**Collected data entries:**
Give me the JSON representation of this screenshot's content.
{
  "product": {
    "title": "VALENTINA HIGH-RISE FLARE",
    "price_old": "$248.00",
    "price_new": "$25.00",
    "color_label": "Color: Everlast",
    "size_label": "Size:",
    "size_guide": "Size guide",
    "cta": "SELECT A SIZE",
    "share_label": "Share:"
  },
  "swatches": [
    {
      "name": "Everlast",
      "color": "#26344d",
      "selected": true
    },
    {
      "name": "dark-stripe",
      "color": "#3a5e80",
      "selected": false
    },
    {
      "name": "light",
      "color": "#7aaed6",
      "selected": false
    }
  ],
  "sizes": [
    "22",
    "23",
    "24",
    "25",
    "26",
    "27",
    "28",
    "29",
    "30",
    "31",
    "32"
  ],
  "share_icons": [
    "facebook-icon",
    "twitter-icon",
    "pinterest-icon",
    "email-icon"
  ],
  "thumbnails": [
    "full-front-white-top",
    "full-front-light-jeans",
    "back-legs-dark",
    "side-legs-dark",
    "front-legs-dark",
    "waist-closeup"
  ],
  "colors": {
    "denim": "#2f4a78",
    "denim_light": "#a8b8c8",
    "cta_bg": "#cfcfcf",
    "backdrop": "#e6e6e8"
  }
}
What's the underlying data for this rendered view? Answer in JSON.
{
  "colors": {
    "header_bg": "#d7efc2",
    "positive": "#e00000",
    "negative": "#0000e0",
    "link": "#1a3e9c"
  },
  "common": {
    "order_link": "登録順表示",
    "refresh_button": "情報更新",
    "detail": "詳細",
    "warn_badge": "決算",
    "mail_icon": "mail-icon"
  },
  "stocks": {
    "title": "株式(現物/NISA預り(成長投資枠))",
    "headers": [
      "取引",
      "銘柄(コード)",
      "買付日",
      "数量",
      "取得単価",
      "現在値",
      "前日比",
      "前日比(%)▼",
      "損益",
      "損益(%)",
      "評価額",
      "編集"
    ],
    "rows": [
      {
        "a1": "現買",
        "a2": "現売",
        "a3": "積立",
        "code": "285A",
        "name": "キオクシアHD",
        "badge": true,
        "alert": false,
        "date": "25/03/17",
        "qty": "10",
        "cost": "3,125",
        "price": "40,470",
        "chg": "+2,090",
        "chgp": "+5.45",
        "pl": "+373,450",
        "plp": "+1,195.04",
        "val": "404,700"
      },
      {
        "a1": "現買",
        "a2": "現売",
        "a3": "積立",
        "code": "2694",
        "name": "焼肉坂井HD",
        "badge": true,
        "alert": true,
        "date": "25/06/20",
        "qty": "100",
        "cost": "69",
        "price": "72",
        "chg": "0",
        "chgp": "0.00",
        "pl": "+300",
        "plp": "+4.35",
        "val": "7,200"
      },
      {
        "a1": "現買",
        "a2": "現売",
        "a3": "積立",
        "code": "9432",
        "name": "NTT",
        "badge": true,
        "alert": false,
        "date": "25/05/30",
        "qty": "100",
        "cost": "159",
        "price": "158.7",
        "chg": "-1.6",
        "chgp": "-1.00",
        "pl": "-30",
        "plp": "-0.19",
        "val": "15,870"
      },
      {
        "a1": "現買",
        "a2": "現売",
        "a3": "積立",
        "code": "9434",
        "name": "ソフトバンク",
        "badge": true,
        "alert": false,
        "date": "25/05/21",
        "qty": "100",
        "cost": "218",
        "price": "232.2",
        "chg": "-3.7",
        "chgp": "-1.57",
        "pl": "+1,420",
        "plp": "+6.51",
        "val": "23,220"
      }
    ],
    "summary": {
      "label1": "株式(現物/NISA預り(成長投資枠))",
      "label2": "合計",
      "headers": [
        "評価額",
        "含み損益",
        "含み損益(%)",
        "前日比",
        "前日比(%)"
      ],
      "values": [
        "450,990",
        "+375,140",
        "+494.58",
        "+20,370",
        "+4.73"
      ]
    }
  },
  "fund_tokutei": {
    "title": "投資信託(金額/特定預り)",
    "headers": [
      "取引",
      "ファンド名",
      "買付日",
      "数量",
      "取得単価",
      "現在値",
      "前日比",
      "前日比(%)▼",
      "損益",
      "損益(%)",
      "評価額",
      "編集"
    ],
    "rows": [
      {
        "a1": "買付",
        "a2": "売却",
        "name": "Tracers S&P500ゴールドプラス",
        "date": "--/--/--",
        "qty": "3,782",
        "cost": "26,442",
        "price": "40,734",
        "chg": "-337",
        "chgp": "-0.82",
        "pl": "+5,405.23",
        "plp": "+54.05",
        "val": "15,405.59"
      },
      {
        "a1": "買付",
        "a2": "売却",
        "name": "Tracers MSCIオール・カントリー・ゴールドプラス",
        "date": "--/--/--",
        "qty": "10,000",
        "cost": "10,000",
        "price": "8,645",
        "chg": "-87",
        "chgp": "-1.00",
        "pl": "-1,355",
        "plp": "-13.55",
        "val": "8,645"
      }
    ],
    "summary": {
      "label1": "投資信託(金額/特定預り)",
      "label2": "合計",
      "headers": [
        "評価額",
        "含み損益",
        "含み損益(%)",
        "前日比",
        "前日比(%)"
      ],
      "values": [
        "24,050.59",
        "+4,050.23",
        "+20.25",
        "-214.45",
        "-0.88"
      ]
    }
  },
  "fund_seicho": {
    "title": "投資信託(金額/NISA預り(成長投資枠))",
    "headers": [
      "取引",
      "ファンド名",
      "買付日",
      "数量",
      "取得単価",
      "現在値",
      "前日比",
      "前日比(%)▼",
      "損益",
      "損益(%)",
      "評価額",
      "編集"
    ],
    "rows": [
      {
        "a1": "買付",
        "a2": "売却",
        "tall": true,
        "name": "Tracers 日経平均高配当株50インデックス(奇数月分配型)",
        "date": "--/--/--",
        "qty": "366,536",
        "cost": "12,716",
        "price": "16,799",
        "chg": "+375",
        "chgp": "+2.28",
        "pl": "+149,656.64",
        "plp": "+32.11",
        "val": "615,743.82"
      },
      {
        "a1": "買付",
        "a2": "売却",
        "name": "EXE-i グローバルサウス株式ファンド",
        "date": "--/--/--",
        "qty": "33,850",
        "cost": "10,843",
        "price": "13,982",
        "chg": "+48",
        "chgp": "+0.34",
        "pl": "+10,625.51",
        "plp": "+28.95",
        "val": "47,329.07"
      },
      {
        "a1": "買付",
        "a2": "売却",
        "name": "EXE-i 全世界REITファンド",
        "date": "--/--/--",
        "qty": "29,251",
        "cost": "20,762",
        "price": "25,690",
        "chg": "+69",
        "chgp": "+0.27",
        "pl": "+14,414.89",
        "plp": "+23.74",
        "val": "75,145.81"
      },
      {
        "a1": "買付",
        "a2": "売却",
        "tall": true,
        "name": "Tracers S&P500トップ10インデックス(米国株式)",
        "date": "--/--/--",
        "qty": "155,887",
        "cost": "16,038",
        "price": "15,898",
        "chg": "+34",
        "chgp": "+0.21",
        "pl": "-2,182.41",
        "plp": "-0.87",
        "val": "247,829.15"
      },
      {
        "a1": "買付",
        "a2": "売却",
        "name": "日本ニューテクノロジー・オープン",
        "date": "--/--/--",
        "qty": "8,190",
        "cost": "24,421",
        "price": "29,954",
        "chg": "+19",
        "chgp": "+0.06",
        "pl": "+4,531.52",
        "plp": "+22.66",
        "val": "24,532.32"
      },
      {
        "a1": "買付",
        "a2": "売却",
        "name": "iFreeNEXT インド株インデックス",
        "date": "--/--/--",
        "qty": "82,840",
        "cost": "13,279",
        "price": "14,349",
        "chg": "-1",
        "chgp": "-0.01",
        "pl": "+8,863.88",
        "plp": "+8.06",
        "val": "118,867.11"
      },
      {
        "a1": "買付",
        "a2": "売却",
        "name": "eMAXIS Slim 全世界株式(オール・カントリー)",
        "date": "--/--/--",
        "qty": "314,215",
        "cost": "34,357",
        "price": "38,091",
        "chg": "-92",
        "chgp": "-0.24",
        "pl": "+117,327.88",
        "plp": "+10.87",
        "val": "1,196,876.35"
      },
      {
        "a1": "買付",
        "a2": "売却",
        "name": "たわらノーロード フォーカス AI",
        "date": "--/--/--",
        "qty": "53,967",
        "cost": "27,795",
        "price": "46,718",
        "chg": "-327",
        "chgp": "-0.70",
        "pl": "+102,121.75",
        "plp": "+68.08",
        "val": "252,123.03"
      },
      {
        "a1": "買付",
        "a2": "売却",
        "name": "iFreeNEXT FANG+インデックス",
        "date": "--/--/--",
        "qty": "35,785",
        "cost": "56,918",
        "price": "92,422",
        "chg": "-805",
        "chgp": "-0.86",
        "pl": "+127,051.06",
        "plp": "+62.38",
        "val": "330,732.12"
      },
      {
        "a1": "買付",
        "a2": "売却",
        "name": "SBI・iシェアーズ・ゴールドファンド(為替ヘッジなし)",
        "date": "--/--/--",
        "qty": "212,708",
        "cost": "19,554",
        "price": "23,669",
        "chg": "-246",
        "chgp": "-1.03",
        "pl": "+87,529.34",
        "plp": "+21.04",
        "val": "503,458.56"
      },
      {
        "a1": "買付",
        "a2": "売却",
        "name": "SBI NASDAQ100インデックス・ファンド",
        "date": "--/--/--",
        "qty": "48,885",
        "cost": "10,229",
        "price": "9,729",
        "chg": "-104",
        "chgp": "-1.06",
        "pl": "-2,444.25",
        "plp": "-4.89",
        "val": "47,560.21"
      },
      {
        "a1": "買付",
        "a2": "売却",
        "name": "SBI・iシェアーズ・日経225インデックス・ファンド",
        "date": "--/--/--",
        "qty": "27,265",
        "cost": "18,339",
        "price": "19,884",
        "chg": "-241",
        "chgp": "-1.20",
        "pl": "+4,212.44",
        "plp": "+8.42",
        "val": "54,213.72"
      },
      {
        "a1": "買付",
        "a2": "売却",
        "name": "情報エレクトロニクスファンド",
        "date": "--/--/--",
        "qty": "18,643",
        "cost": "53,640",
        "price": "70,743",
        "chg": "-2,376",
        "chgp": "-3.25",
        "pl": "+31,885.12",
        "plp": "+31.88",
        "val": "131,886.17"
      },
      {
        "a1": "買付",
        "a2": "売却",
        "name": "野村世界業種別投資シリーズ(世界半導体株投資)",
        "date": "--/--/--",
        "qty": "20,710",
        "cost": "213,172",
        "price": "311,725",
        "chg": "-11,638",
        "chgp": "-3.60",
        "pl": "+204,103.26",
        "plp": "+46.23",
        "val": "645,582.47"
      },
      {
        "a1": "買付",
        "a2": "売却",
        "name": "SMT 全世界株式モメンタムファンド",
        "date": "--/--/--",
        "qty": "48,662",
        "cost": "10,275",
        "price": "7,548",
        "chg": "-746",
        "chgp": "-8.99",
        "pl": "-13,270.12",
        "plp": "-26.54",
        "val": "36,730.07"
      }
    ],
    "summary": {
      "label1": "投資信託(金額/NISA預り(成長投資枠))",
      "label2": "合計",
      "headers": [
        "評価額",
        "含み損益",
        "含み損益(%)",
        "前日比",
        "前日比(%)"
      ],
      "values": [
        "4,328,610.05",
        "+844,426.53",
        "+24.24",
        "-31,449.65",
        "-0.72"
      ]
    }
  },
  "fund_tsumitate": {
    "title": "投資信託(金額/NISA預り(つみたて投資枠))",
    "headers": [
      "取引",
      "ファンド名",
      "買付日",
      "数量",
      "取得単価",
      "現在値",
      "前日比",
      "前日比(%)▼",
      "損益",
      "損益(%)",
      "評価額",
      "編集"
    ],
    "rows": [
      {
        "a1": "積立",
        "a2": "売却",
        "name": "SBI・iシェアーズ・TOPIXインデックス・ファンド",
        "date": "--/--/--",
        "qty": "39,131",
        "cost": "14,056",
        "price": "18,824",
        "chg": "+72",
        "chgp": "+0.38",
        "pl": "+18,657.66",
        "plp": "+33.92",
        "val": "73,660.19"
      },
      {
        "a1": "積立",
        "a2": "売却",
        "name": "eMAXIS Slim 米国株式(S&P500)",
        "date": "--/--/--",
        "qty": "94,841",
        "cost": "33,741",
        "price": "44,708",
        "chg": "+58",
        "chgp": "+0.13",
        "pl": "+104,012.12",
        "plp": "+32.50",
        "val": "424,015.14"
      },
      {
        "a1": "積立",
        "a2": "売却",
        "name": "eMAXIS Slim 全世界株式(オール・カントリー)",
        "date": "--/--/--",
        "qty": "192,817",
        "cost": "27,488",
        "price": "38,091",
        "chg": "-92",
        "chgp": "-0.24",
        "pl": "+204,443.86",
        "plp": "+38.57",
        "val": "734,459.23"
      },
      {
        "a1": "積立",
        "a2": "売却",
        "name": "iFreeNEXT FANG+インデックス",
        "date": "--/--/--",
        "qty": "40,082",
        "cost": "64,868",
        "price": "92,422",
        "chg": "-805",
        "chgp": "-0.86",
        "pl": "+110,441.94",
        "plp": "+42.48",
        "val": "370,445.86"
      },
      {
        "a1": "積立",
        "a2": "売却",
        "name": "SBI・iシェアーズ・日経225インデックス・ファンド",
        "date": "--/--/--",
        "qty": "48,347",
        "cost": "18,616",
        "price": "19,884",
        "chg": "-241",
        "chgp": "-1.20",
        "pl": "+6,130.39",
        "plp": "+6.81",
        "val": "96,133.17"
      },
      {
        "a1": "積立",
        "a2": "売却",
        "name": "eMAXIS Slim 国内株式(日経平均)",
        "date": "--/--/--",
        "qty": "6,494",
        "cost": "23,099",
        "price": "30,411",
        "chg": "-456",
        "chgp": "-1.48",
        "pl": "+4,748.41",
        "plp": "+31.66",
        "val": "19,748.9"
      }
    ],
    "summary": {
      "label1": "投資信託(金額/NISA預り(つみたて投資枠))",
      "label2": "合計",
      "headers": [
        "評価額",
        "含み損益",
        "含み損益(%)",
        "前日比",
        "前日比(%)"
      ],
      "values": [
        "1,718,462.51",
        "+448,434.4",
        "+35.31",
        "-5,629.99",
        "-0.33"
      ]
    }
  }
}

**STATED TASK:** Copy the lines from the entries above in which the word "this" appears.

**WRITTEN SOLUTION:**
Give me the JSON representation of this screenshot's content.
What's the underlying data for this rendered view? Answer in JSON.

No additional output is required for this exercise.